▶ Exercise goal
Without omitting anything, retype the data that follows.

─── Input

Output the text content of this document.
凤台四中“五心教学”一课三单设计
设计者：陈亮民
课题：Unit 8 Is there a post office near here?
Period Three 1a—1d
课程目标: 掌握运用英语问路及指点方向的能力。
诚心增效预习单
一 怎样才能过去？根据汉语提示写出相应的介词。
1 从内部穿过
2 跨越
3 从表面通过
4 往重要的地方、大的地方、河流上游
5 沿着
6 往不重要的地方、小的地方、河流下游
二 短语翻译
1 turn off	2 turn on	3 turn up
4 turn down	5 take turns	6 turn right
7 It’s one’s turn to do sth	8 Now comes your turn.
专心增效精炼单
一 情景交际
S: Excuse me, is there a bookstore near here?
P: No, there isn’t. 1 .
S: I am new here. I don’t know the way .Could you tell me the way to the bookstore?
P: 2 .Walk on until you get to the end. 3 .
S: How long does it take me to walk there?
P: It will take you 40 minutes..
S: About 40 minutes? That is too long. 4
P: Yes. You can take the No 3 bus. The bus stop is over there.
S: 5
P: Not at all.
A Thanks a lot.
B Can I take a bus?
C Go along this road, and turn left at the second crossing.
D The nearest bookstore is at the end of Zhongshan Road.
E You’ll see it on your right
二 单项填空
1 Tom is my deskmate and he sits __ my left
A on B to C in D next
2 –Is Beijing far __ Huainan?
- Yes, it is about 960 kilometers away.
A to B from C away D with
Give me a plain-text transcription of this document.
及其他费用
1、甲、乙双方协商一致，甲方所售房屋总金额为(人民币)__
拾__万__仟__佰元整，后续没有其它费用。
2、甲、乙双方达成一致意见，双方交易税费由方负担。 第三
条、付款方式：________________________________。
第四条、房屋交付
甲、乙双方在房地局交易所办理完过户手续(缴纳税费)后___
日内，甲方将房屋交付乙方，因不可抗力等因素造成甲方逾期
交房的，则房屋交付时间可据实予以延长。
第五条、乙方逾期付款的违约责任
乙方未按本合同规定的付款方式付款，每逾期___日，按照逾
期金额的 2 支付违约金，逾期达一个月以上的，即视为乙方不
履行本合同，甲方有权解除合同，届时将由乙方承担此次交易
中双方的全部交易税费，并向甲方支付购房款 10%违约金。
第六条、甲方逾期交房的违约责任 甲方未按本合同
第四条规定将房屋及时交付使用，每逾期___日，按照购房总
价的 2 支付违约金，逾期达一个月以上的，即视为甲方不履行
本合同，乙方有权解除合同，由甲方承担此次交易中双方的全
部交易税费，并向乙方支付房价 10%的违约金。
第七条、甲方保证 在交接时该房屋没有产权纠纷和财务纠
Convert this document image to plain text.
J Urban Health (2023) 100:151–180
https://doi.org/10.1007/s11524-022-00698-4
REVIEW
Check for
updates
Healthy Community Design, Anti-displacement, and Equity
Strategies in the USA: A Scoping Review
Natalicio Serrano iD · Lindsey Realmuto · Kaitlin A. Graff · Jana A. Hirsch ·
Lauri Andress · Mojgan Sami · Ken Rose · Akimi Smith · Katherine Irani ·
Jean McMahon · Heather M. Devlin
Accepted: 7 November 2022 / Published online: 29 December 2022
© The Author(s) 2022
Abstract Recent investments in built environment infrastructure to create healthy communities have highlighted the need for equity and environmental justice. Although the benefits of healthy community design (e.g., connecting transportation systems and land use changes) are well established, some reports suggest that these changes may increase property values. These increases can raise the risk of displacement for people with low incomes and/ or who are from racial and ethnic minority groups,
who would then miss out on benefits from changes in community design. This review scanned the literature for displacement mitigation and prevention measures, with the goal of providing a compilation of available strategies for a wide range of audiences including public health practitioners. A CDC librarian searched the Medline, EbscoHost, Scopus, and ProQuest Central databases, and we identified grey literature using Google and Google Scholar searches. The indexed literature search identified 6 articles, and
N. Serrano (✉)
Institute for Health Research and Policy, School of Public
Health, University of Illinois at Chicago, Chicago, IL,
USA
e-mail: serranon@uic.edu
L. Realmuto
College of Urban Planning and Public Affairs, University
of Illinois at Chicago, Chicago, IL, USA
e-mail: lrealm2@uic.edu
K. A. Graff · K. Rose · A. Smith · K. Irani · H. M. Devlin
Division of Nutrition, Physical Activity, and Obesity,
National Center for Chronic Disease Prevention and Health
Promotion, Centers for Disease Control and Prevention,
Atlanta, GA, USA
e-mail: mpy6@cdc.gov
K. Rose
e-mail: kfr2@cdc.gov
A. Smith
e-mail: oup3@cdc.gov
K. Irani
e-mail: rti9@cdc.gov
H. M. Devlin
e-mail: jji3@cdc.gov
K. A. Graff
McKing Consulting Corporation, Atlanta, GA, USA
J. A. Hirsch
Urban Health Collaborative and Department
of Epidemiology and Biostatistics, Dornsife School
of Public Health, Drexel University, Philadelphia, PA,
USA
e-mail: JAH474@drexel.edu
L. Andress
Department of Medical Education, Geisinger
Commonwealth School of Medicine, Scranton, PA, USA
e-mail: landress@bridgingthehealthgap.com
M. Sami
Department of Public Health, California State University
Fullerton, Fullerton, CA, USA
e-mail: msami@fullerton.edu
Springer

──────

▶ Exercise answer
Output the text content of this document.
凤台四中“五心教学”一课三单设计
设计者：陈亮民
课题：Unit 8 Is there a post office near here?
Period Three 1a—1d
课程目标: 掌握运用英语问路及指点方向的能力。
诚心增效预习单
一 怎样才能过去？根据汉语提示写出相应的介词。
1 从内部穿过
2 跨越
3 从表面通过
4 往重要的地方、大的地方、河流上游
5 沿着
6 往不重要的地方、小的地方、河流下游
二 短语翻译
1 turn off	2 turn on	3 turn up
4 turn down	5 take turns	6 turn right
7 It’s one’s turn to do sth	8 Now comes your turn.
专心增效精炼单
一 情景交际
S: Excuse me, is there a bookstore near here?
P: No, there isn’t. 1 .
S: I am new here. I don’t know the way .Could you tell me the way to the bookstore?
P: 2 .Walk on until you get to the end. 3 .
S: How long does it take me to walk there?
P: It will take you 40 minutes..
S: About 40 minutes? That is too long. 4
P: Yes. You can take the No 3 bus. The bus stop is over there.
S: 5
P: Not at all.
A Thanks a lot.
B Can I take a bus?
C Go along this road, and turn left at the second crossing.
D The nearest bookstore is at the end of Zhongshan Road.
E You’ll see it on your right
二 单项填空
1 Tom is my deskmate and he sits __ my left
A on B to C in D next
2 –Is Beijing far __ Huainan?
- Yes, it is about 960 kilometers away.
A to B from C away D with
Give me a plain-text transcription of this document.
及其他费用
1、甲、乙双方协商一致，甲方所售房屋总金额为(人民币)__
拾__万__仟__佰元整，后续没有其它费用。
2、甲、乙双方达成一致意见，双方交易税费由方负担。 第三
条、付款方式：________________________________。
第四条、房屋交付
甲、乙双方在房地局交易所办理完过户手续(缴纳税费)后___
日内，甲方将房屋交付乙方，因不可抗力等因素造成甲方逾期
交房的，则房屋交付时间可据实予以延长。
第五条、乙方逾期付款的违约责任
乙方未按本合同规定的付款方式付款，每逾期___日，按照逾
期金额的 2 支付违约金，逾期达一个月以上的，即视为乙方不
履行本合同，甲方有权解除合同，届时将由乙方承担此次交易
中双方的全部交易税费，并向甲方支付购房款 10%违约金。
第六条、甲方逾期交房的违约责任 甲方未按本合同
第四条规定将房屋及时交付使用，每逾期___日，按照购房总
价的 2 支付违约金，逾期达一个月以上的，即视为甲方不履行
本合同，乙方有权解除合同，由甲方承担此次交易中双方的全
部交易税费，并向乙方支付房价 10%的违约金。
第七条、甲方保证 在交接时该房屋没有产权纠纷和财务纠
Convert this document image to plain text.
J Urban Health (2023) 100:151–180
https://doi.org/10.1007/s11524-022-00698-4
REVIEW
Check for
updates
Healthy Community Design, Anti-displacement, and Equity
Strategies in the USA: A Scoping Review
Natalicio Serrano iD · Lindsey Realmuto · Kaitlin A. Graff · Jana A. Hirsch ·
Lauri Andress · Mojgan Sami · Ken Rose · Akimi Smith · Katherine Irani ·
Jean McMahon · Heather M. Devlin
Accepted: 7 November 2022 / Published online: 29 December 2022
© The Author(s) 2022
Abstract Recent investments in built environment infrastructure to create healthy communities have highlighted the need for equity and environmental justice. Although the benefits of healthy community design (e.g., connecting transportation systems and land use changes) are well established, some reports suggest that these changes may increase property values. These increases can raise the risk of displacement for people with low incomes and/ or who are from racial and ethnic minority groups,
who would then miss out on benefits from changes in community design. This review scanned the literature for displacement mitigation and prevention measures, with the goal of providing a compilation of available strategies for a wide range of audiences including public health practitioners. A CDC librarian searched the Medline, EbscoHost, Scopus, and ProQuest Central databases, and we identified grey literature using Google and Google Scholar searches. The indexed literature search identified 6 articles, and
N. Serrano (✉)
Institute for Health Research and Policy, School of Public
Health, University of Illinois at Chicago, Chicago, IL,
USA
e-mail: serranon@uic.edu
L. Realmuto
College of Urban Planning and Public Affairs, University
of Illinois at Chicago, Chicago, IL, USA
e-mail: lrealm2@uic.edu
K. A. Graff · K. Rose · A. Smith · K. Irani · H. M. Devlin
Division of Nutrition, Physical Activity, and Obesity,
National Center for Chronic Disease Prevention and Health
Promotion, Centers for Disease Control and Prevention,
Atlanta, GA, USA
e-mail: mpy6@cdc.gov
K. Rose
e-mail: kfr2@cdc.gov
A. Smith
e-mail: oup3@cdc.gov
K. Irani
e-mail: rti9@cdc.gov
H. M. Devlin
e-mail: jji3@cdc.gov
K. A. Graff
McKing Consulting Corporation, Atlanta, GA, USA
J. A. Hirsch
Urban Health Collaborative and Department
of Epidemiology and Biostatistics, Dornsife School
of Public Health, Drexel University, Philadelphia, PA,
USA
e-mail: JAH474@drexel.edu
L. Andress
Department of Medical Education, Geisinger
Commonwealth School of Medicine, Scranton, PA, USA
e-mail: landress@bridgingthehealthgap.com
M. Sami
Department of Public Health, California State University
Fullerton, Fullerton, CA, USA
e-mail: msami@fullerton.edu
Springer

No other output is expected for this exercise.